PROBLEM STATEMENT. Go through the listing and copy every line word for word.
■ ■ ■ ■ ■ ■ ■
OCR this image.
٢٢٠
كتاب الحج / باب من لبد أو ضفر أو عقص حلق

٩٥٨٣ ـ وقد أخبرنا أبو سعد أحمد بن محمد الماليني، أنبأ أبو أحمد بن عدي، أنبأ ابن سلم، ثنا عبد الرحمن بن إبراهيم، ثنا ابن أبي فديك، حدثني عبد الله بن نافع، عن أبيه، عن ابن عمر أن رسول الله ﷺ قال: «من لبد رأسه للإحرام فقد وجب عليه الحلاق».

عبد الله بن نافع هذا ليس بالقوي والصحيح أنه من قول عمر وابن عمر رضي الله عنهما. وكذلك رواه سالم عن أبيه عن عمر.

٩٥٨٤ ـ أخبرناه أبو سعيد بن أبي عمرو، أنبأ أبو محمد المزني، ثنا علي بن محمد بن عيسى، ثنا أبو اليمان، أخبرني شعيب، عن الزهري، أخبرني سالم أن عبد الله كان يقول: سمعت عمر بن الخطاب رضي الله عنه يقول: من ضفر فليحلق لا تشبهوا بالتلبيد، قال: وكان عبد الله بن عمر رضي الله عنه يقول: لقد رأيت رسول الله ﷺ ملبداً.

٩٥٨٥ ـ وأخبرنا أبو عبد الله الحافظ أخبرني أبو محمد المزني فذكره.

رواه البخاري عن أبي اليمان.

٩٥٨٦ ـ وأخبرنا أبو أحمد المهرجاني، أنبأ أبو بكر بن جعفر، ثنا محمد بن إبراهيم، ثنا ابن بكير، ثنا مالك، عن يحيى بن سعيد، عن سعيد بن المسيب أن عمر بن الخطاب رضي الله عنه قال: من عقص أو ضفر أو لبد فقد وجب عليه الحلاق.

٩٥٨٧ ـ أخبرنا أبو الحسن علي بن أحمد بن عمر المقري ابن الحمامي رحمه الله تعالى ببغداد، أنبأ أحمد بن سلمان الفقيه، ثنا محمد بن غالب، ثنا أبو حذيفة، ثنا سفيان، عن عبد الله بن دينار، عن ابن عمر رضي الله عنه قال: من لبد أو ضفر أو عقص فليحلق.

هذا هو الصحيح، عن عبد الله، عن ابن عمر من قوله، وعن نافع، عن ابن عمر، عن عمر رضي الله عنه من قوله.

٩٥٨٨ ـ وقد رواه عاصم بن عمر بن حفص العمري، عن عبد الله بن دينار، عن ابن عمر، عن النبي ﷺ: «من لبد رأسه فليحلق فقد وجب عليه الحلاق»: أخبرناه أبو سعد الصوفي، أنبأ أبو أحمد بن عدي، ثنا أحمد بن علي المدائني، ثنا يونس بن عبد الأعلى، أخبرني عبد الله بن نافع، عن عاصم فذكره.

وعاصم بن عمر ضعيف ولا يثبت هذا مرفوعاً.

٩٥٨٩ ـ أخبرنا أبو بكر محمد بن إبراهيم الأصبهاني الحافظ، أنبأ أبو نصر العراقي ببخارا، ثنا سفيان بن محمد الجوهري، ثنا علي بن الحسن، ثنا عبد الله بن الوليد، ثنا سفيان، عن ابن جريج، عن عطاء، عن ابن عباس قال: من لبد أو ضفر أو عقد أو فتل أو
■ ■ ■ ■ ■ ■ ■
COMPLETED EXERCISE.
OCR this image.
٢٢٠
كتاب الحج / باب من لبد أو ضفر أو عقص حلق

٩٥٨٣ ـ وقد أخبرنا أبو سعد أحمد بن محمد الماليني، أنبأ أبو أحمد بن عدي، أنبأ ابن سلم، ثنا عبد الرحمن بن إبراهيم، ثنا ابن أبي فديك، حدثني عبد الله بن نافع، عن أبيه، عن ابن عمر أن رسول الله ﷺ قال: «من لبد رأسه للإحرام فقد وجب عليه الحلاق».

عبد الله بن نافع هذا ليس بالقوي والصحيح أنه من قول عمر وابن عمر رضي الله عنهما. وكذلك رواه سالم عن أبيه عن عمر.

٩٥٨٤ ـ أخبرناه أبو سعيد بن أبي عمرو، أنبأ أبو محمد المزني، ثنا علي بن محمد بن عيسى، ثنا أبو اليمان، أخبرني شعيب، عن الزهري، أخبرني سالم أن عبد الله كان يقول: سمعت عمر بن الخطاب رضي الله عنه يقول: من ضفر فليحلق لا تشبهوا بالتلبيد، قال: وكان عبد الله بن عمر رضي الله عنه يقول: لقد رأيت رسول الله ﷺ ملبداً.

٩٥٨٥ ـ وأخبرنا أبو عبد الله الحافظ أخبرني أبو محمد المزني فذكره.

رواه البخاري عن أبي اليمان.

٩٥٨٦ ـ وأخبرنا أبو أحمد المهرجاني، أنبأ أبو بكر بن جعفر، ثنا محمد بن إبراهيم، ثنا ابن بكير، ثنا مالك، عن يحيى بن سعيد، عن سعيد بن المسيب أن عمر بن الخطاب رضي الله عنه قال: من عقص أو ضفر أو لبد فقد وجب عليه الحلاق.

٩٥٨٧ ـ أخبرنا أبو الحسن علي بن أحمد بن عمر المقري ابن الحمامي رحمه الله تعالى ببغداد، أنبأ أحمد بن سلمان الفقيه، ثنا محمد بن غالب، ثنا أبو حذيفة، ثنا سفيان، عن عبد الله بن دينار، عن ابن عمر رضي الله عنه قال: من لبد أو ضفر أو عقص فليحلق.

هذا هو الصحيح، عن عبد الله، عن ابن عمر من قوله، وعن نافع، عن ابن عمر، عن عمر رضي الله عنه من قوله.

٩٥٨٨ ـ وقد رواه عاصم بن عمر بن حفص العمري، عن عبد الله بن دينار، عن ابن عمر، عن النبي ﷺ: «من لبد رأسه فليحلق فقد وجب عليه الحلاق»: أخبرناه أبو سعد الصوفي، أنبأ أبو أحمد بن عدي، ثنا أحمد بن علي المدائني، ثنا يونس بن عبد الأعلى، أخبرني عبد الله بن نافع، عن عاصم فذكره.

وعاصم بن عمر ضعيف ولا يثبت هذا مرفوعاً.

٩٥٨٩ ـ أخبرنا أبو بكر محمد بن إبراهيم الأصبهاني الحافظ، أنبأ أبو نصر العراقي ببخارا، ثنا سفيان بن محمد الجوهري، ثنا علي بن الحسن، ثنا عبد الله بن الوليد، ثنا سفيان، عن ابن جريج، عن عطاء، عن ابن عباس قال: من لبد أو ضفر أو عقد أو فتل أو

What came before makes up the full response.